RECORDS:
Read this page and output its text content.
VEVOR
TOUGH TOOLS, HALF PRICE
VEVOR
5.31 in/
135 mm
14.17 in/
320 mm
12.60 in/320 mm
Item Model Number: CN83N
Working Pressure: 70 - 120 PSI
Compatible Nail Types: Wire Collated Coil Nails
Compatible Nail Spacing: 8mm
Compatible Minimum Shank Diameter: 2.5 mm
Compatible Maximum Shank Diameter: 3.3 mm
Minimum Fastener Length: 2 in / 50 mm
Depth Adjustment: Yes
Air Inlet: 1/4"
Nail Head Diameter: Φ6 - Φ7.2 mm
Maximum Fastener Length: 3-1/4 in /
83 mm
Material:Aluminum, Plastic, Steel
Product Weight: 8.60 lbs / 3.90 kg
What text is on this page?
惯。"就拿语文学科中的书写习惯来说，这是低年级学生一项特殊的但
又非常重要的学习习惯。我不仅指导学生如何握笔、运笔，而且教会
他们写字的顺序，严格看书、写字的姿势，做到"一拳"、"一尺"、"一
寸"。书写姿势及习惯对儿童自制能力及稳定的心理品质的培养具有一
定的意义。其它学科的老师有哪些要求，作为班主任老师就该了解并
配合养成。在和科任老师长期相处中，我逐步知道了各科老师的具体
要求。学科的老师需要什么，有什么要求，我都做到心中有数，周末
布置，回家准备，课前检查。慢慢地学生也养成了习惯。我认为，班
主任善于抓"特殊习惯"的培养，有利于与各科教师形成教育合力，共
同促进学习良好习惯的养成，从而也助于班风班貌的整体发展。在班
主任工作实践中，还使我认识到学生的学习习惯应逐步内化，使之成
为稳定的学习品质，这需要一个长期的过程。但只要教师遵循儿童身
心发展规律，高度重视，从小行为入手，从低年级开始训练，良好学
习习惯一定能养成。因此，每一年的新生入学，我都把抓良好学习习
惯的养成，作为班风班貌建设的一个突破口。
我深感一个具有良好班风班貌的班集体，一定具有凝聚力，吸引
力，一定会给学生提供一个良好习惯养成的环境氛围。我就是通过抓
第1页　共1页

GIVEN REQUEST: Each line above that includes "Fastener" counts once; state the total and nothing more.

ANSWER FOR THIS EXERCISE: 2